* BEGIN Provided entries *

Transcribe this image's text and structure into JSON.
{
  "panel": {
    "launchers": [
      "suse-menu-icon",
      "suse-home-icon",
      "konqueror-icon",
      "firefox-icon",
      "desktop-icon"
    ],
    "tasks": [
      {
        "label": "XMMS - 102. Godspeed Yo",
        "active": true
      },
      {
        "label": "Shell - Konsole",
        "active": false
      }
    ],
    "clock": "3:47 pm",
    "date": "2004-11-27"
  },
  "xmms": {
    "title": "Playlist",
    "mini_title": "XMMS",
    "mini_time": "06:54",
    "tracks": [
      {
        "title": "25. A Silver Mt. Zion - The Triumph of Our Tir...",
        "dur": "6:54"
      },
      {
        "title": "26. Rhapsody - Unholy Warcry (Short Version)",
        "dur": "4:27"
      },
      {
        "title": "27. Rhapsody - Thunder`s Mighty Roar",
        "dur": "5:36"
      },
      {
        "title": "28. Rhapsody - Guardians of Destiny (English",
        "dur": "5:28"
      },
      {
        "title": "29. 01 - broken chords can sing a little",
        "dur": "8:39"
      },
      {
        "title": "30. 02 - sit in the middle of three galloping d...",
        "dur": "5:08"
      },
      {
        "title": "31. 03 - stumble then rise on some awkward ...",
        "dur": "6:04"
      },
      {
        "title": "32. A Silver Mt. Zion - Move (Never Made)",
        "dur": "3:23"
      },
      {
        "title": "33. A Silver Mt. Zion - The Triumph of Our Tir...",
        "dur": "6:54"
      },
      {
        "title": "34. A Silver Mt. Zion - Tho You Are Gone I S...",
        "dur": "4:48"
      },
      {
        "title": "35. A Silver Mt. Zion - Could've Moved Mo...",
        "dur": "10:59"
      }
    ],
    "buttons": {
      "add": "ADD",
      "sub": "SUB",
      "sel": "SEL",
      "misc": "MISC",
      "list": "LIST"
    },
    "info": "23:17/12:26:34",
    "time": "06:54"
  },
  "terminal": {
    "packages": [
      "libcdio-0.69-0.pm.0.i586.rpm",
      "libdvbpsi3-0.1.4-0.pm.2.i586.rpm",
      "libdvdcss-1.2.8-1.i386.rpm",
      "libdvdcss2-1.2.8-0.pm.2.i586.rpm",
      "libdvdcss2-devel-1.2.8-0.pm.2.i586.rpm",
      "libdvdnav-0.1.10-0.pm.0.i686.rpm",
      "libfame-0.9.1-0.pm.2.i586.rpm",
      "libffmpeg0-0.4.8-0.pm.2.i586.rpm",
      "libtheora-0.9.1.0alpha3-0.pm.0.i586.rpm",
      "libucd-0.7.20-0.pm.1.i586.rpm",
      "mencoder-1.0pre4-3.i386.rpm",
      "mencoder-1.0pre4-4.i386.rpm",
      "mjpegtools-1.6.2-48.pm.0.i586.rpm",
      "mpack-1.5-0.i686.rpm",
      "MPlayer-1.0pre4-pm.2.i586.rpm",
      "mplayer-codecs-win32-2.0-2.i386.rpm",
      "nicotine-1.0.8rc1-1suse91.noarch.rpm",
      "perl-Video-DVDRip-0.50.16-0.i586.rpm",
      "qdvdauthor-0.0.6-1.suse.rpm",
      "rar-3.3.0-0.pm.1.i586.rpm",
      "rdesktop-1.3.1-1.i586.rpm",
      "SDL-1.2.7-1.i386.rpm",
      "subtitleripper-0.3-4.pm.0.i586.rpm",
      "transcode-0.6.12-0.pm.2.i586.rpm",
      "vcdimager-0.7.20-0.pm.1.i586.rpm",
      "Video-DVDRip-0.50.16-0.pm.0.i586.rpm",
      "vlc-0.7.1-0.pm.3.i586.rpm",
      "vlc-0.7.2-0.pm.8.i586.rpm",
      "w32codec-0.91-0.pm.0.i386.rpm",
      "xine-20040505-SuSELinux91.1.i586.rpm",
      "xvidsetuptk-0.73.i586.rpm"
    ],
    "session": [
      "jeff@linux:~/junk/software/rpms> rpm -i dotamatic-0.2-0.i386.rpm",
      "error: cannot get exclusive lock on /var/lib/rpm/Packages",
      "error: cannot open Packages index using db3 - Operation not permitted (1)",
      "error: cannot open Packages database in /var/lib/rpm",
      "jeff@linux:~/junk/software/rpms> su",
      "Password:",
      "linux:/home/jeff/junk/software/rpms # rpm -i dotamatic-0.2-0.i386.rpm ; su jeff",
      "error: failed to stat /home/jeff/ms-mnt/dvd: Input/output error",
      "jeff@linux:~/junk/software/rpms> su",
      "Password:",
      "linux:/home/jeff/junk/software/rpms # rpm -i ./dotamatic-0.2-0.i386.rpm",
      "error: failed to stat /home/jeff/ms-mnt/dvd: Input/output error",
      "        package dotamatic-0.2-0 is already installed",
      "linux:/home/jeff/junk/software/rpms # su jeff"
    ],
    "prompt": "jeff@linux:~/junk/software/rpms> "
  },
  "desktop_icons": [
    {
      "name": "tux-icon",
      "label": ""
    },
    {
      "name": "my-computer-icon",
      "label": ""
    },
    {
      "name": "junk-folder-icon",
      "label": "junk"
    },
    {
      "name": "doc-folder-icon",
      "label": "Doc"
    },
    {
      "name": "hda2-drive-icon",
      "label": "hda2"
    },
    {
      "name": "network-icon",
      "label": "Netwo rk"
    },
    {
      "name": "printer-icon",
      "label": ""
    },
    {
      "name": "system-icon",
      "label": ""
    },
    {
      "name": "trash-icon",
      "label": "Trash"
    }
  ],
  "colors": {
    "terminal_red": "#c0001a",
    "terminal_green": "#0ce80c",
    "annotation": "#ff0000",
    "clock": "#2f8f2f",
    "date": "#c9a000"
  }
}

* END Provided entries *
* BEGIN Provided entries *

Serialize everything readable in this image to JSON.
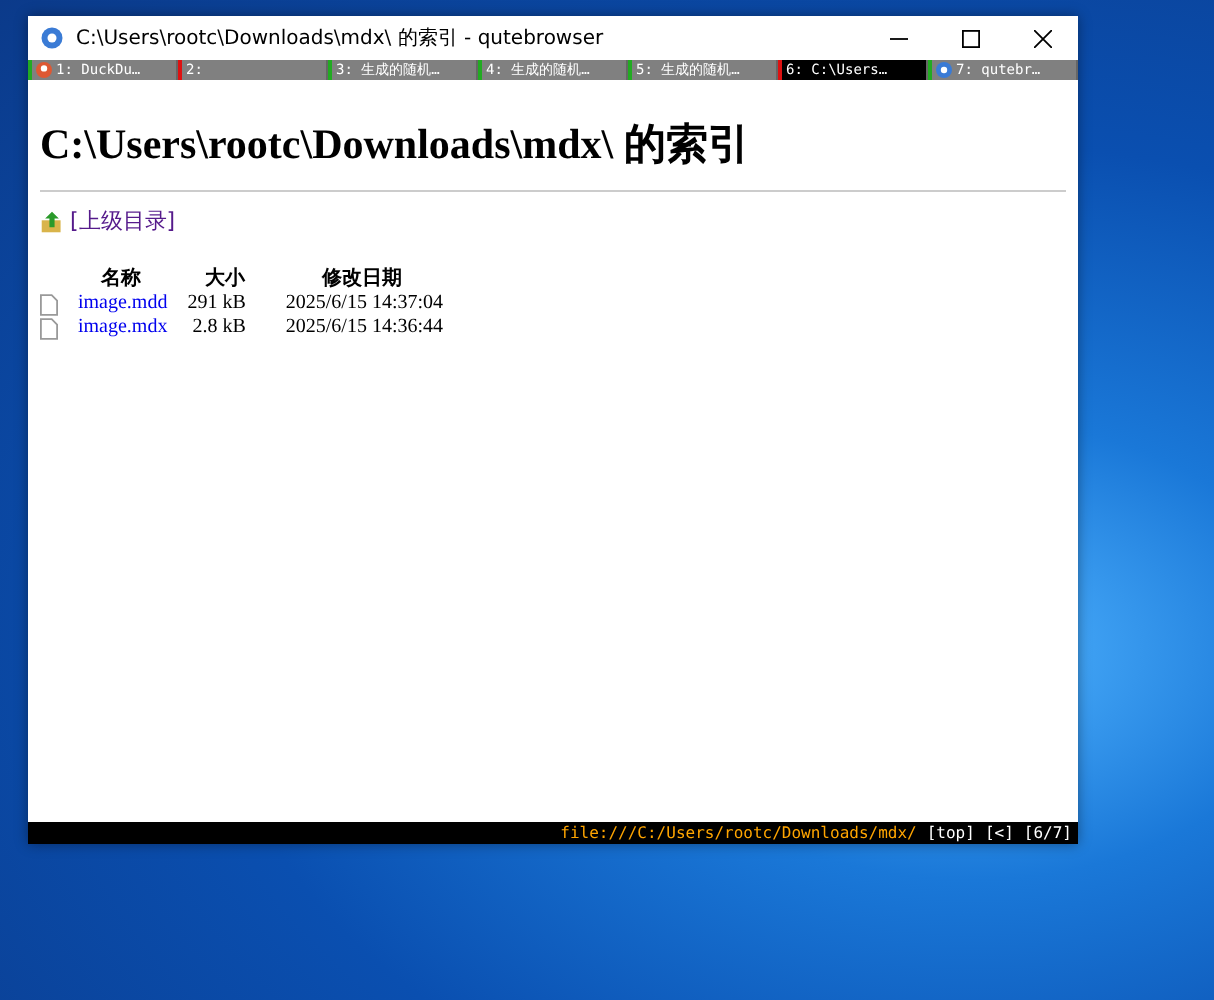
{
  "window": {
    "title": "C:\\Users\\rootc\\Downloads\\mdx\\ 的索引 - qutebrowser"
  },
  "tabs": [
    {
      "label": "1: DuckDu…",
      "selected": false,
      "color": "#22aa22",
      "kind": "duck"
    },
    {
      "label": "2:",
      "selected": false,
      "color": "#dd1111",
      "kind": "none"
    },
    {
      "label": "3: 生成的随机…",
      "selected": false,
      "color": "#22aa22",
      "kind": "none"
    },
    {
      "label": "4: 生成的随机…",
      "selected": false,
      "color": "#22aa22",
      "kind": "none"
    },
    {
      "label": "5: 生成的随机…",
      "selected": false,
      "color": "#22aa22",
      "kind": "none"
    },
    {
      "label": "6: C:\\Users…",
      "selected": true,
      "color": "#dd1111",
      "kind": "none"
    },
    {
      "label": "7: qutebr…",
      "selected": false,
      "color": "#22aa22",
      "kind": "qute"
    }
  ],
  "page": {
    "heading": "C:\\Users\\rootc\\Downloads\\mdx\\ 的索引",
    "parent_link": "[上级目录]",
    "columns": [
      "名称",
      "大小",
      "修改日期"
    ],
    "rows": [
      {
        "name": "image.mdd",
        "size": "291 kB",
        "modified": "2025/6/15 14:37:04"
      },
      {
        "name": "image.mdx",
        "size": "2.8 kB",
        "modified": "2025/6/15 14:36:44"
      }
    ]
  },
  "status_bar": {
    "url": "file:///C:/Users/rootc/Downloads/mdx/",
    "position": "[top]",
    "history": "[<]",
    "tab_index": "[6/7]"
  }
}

* END Provided entries *

◆ What you should do:
The required output is the number of lines containing the word "Rhapsody", and nothing besides.

◆ Response:
3